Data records
* start *

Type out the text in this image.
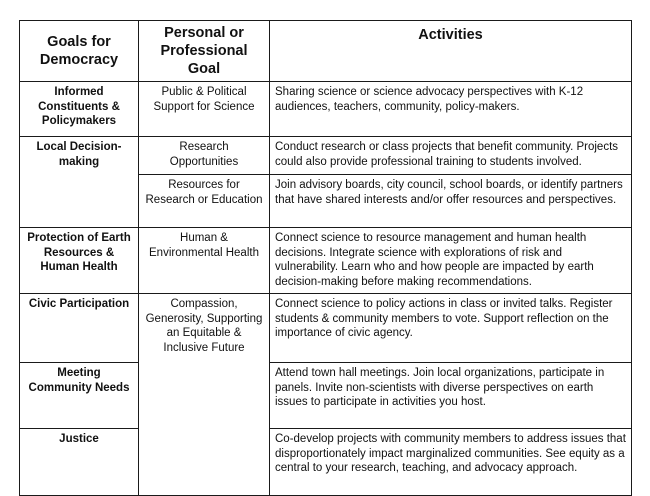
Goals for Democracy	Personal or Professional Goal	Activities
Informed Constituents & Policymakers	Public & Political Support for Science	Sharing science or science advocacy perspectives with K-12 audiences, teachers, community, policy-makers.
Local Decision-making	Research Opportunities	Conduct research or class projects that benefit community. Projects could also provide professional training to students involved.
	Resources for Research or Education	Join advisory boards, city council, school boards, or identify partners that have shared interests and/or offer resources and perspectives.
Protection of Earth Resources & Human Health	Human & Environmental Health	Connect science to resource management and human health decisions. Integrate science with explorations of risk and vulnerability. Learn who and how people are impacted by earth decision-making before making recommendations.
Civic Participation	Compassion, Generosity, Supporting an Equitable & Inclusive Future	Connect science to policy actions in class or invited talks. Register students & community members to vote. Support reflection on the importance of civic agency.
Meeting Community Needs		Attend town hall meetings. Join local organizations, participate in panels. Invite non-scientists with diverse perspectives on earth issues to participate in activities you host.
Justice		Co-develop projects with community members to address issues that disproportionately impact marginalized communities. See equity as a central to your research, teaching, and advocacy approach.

* end *

> **THE EXERCISE**
Look through the data above. Each line containing the word "perspectives" needs to be copied.

> **FINAL RESULT**
Informed Constituents & Policymakers	Public & Political Support for Science	Sharing science or science advocacy perspectives with K-12 audiences, teachers, community, policy-makers.
	Resources for Research or Education	Join advisory boards, city council, school boards, or identify partners that have shared interests and/or offer resources and perspectives.
Meeting Community Needs		Attend town hall meetings. Join local organizations, participate in panels. Invite non-scientists with diverse perspectives on earth issues to participate in activities you host.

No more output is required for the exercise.